WORK TO BE COMPLETED: Tally the lines that contain "name" and report the total alone.

Raw records:
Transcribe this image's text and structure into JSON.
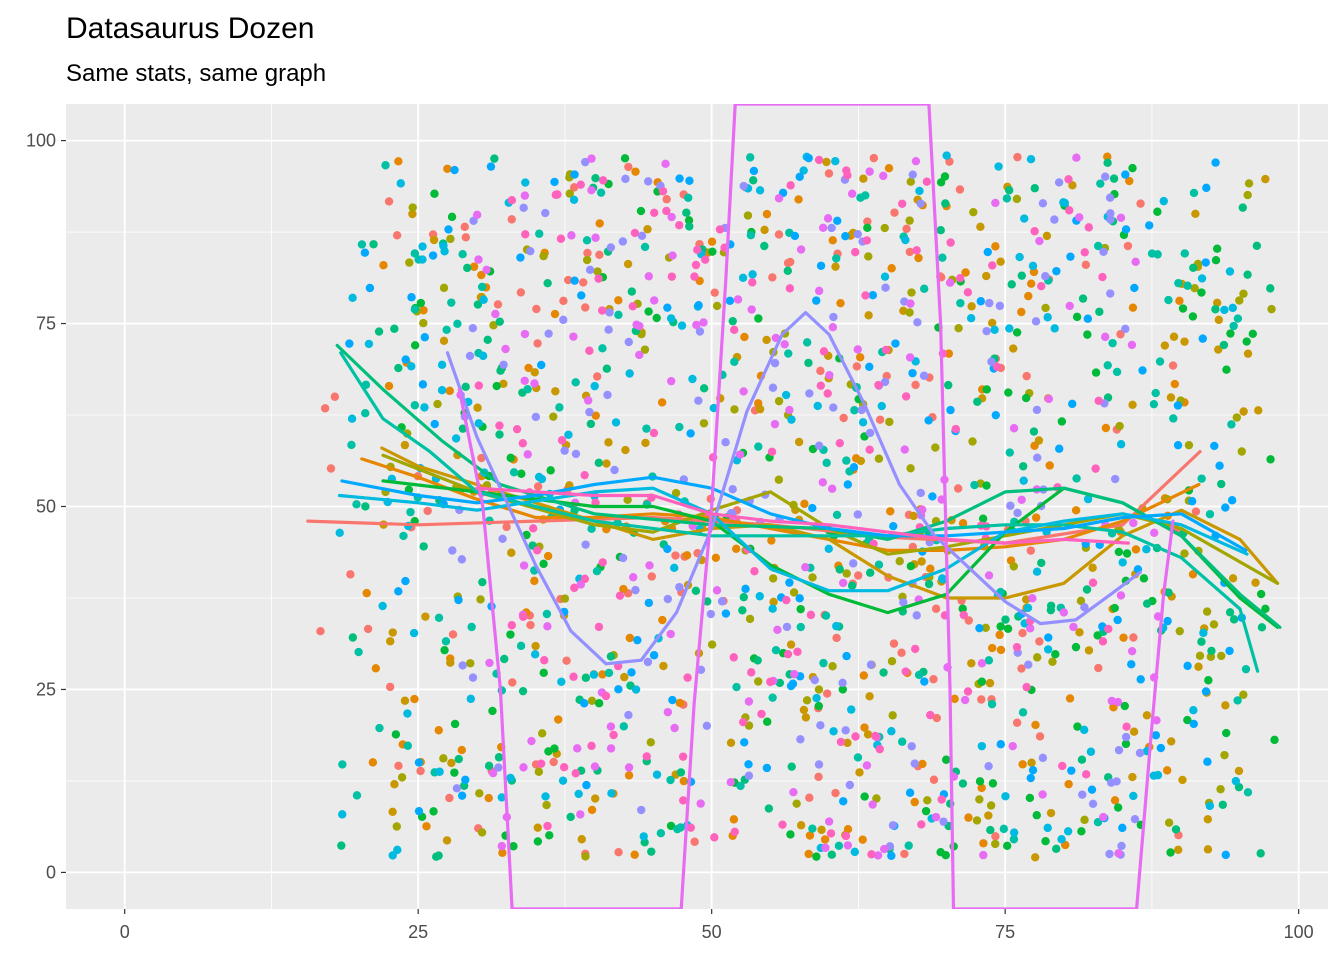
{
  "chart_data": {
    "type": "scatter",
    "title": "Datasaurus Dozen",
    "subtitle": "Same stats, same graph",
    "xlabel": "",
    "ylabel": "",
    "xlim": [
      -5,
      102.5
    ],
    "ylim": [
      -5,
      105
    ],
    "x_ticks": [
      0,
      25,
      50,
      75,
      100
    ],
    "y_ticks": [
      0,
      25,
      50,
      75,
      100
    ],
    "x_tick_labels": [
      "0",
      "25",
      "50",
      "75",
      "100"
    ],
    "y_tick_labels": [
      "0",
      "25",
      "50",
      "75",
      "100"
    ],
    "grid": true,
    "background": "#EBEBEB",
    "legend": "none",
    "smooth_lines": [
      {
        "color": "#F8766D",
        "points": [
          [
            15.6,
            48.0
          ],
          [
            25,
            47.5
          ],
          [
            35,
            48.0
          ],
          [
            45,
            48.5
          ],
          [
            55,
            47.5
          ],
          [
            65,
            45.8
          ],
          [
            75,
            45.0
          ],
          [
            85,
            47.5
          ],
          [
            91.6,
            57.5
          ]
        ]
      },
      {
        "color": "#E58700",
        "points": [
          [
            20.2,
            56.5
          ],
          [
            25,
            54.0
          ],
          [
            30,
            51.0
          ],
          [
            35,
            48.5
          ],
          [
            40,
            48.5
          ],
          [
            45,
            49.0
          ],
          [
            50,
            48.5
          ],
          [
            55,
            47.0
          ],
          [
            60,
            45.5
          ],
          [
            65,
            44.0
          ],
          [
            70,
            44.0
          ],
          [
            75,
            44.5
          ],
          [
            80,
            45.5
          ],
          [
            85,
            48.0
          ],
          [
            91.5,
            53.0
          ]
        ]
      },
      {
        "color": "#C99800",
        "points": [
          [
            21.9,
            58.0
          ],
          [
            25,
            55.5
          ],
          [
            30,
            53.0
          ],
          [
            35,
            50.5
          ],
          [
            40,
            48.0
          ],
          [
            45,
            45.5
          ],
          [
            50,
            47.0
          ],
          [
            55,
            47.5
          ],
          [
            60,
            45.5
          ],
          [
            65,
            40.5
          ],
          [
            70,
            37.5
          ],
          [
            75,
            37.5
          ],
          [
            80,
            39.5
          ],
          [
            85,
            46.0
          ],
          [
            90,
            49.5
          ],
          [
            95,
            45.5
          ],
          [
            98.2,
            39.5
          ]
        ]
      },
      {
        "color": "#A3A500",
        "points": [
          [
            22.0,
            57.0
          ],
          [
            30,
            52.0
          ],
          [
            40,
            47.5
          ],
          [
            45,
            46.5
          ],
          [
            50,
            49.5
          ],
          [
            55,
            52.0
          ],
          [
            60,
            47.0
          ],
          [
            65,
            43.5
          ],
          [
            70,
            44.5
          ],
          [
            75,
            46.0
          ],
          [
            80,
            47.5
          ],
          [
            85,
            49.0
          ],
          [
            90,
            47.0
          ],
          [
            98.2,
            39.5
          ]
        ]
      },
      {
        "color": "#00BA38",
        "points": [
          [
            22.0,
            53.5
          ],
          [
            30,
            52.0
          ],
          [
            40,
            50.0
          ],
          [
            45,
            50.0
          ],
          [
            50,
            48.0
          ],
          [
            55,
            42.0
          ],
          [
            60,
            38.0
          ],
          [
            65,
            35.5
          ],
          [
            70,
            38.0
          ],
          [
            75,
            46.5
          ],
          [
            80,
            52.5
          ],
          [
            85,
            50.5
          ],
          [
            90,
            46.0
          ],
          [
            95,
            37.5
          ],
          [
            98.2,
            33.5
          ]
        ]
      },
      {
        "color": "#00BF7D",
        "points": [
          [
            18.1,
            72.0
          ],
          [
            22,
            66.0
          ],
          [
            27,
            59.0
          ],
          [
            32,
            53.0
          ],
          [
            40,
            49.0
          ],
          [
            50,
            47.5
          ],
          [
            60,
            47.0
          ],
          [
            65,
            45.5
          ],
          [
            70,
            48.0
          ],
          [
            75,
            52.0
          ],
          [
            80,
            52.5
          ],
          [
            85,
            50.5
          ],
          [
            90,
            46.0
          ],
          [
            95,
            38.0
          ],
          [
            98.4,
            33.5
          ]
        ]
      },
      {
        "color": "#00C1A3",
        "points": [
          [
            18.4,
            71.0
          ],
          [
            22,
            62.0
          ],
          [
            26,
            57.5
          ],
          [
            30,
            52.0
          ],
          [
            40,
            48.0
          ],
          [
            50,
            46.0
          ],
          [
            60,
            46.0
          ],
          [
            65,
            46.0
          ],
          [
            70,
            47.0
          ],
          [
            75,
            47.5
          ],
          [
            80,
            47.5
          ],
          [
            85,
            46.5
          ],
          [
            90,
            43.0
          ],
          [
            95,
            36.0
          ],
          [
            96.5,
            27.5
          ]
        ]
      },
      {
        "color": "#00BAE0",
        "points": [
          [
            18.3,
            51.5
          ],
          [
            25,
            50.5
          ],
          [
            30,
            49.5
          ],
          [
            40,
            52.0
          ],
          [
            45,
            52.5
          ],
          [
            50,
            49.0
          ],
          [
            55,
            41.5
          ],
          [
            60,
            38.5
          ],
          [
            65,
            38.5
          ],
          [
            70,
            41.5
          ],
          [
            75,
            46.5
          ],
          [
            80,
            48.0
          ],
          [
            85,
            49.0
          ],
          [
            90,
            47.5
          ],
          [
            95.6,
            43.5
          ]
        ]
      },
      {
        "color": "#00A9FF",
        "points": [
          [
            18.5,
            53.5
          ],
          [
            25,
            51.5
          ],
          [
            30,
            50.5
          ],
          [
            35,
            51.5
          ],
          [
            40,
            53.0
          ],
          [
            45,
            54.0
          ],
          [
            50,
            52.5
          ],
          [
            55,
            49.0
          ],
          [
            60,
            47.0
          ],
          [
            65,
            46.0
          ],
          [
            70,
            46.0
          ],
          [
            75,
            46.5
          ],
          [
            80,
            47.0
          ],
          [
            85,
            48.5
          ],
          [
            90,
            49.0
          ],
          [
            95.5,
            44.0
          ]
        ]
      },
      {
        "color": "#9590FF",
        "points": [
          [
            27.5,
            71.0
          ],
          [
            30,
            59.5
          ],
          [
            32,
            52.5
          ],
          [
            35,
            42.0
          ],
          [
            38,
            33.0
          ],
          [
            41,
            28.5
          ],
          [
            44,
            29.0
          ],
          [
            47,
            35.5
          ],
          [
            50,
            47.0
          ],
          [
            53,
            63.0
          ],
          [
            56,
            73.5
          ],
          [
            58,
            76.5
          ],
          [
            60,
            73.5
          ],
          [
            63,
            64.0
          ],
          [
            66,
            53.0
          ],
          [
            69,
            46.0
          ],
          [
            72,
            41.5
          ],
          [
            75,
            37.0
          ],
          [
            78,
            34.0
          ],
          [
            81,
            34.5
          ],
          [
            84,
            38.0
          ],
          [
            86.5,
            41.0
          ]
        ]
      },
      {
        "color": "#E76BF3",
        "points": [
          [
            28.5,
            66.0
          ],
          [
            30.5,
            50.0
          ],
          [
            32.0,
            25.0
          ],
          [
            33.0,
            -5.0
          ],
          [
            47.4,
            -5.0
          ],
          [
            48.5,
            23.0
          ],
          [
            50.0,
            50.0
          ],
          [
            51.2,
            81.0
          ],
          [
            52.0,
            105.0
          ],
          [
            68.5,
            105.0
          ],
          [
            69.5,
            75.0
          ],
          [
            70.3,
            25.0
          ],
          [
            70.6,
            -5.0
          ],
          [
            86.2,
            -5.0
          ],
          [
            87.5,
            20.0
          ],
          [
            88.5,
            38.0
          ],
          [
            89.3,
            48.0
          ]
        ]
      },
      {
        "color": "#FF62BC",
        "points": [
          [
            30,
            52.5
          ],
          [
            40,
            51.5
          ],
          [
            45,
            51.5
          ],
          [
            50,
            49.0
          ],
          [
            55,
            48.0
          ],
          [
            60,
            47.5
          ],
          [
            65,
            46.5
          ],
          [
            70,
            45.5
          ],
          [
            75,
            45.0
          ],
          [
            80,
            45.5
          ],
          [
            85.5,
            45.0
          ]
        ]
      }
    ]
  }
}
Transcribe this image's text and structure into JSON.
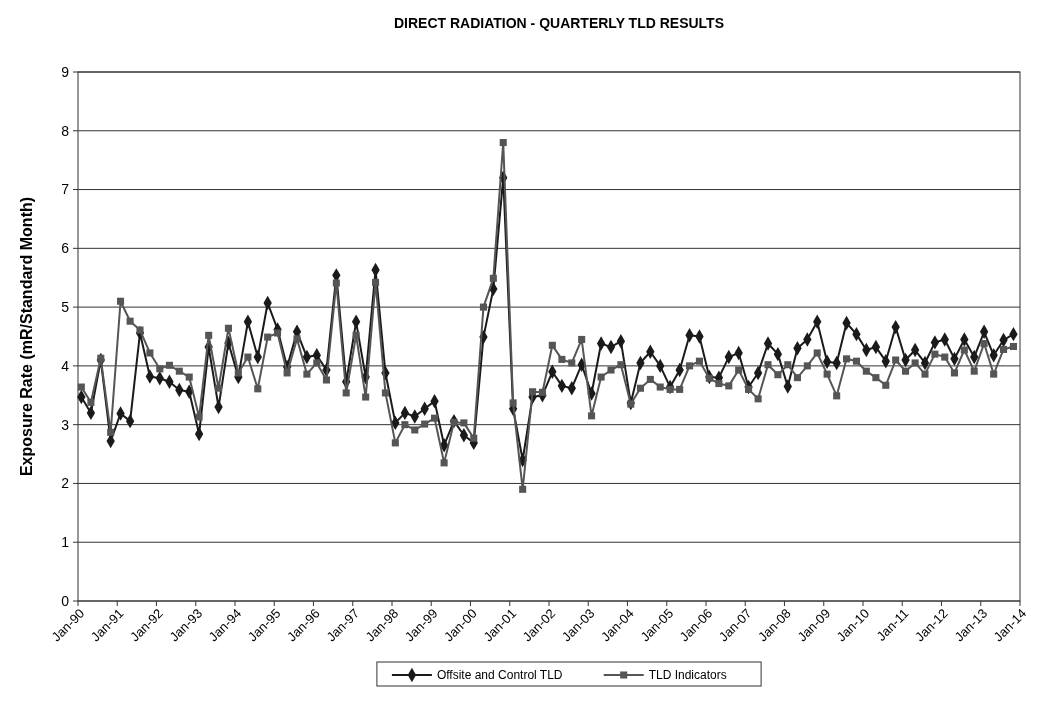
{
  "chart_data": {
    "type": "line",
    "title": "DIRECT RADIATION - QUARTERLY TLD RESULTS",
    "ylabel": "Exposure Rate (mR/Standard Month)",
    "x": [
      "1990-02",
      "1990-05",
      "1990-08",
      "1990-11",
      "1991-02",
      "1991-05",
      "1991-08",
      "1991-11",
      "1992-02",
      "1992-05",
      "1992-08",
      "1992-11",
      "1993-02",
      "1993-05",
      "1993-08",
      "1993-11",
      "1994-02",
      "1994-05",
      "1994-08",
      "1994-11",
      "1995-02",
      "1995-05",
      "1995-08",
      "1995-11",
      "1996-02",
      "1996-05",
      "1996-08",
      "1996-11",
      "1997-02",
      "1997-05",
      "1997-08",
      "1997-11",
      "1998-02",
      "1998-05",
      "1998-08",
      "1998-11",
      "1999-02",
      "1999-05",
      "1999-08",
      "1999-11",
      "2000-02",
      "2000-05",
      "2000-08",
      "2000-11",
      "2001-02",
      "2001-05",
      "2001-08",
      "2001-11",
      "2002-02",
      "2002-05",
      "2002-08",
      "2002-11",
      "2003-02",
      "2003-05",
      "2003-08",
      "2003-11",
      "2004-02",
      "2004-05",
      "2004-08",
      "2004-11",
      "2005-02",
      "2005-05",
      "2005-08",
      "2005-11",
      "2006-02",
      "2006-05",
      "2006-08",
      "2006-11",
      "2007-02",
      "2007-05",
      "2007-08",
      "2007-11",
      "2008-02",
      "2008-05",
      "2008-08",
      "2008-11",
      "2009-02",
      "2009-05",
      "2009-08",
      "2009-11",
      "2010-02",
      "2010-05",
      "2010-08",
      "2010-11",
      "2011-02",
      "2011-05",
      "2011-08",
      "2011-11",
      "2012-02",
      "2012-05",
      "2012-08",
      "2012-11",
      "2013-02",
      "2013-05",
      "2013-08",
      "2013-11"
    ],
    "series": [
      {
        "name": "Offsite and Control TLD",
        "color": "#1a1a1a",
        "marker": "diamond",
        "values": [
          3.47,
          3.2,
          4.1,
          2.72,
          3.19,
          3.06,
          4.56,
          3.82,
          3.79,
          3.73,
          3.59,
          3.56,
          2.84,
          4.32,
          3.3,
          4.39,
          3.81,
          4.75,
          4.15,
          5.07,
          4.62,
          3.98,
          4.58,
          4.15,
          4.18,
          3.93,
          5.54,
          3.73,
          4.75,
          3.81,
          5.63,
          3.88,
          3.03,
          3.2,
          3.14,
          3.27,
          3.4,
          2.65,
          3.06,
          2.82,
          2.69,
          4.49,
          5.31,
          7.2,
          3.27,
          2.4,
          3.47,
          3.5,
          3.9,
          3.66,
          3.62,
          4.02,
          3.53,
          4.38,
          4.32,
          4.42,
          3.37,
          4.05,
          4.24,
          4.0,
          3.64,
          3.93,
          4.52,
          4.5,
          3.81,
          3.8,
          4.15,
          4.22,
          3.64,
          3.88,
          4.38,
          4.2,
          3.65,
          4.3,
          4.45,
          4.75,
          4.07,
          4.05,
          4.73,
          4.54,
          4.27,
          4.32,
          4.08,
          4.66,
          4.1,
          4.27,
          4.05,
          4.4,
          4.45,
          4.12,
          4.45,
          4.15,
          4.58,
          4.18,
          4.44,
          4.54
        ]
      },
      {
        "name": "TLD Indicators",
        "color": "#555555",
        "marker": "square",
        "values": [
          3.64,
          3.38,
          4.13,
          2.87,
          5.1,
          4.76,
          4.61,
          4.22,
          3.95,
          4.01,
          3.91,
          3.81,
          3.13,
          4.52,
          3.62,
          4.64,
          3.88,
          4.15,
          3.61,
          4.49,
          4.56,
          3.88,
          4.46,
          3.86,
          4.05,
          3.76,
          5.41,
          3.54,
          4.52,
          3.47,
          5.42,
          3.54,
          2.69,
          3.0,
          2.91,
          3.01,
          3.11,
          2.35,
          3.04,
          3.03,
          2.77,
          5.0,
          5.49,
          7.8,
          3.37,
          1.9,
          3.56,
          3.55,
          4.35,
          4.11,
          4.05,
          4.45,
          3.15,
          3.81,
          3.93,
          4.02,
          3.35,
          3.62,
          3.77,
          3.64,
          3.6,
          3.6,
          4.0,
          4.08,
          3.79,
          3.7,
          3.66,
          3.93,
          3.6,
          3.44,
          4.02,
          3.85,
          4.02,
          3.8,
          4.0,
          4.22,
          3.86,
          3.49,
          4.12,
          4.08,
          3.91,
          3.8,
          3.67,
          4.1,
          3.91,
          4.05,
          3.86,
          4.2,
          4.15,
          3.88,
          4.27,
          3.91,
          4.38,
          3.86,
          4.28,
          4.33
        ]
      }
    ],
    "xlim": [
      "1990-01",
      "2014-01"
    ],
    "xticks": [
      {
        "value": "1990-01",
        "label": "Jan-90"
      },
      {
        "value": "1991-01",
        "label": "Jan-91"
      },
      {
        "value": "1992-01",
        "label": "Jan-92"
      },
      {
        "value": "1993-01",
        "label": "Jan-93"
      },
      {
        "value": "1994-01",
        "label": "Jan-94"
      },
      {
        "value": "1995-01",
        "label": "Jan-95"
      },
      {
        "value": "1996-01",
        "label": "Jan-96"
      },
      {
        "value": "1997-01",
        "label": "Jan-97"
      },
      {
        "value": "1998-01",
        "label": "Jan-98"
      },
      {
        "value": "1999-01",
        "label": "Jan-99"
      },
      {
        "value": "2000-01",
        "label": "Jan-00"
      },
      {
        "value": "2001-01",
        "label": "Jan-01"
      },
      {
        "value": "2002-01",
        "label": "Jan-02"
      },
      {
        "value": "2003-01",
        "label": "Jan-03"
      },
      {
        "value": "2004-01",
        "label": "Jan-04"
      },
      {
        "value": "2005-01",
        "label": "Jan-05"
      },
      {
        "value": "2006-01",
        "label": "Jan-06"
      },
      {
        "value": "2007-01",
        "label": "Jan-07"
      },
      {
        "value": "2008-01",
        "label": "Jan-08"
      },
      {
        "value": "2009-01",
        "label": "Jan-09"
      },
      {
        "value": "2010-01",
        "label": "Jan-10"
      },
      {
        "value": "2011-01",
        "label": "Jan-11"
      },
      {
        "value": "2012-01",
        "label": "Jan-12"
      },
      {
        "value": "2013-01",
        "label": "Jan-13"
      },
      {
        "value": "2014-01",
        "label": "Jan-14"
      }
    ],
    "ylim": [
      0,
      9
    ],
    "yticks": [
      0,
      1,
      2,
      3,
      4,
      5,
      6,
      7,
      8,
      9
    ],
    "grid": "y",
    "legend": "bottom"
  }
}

RESULT OF THE TASK: 2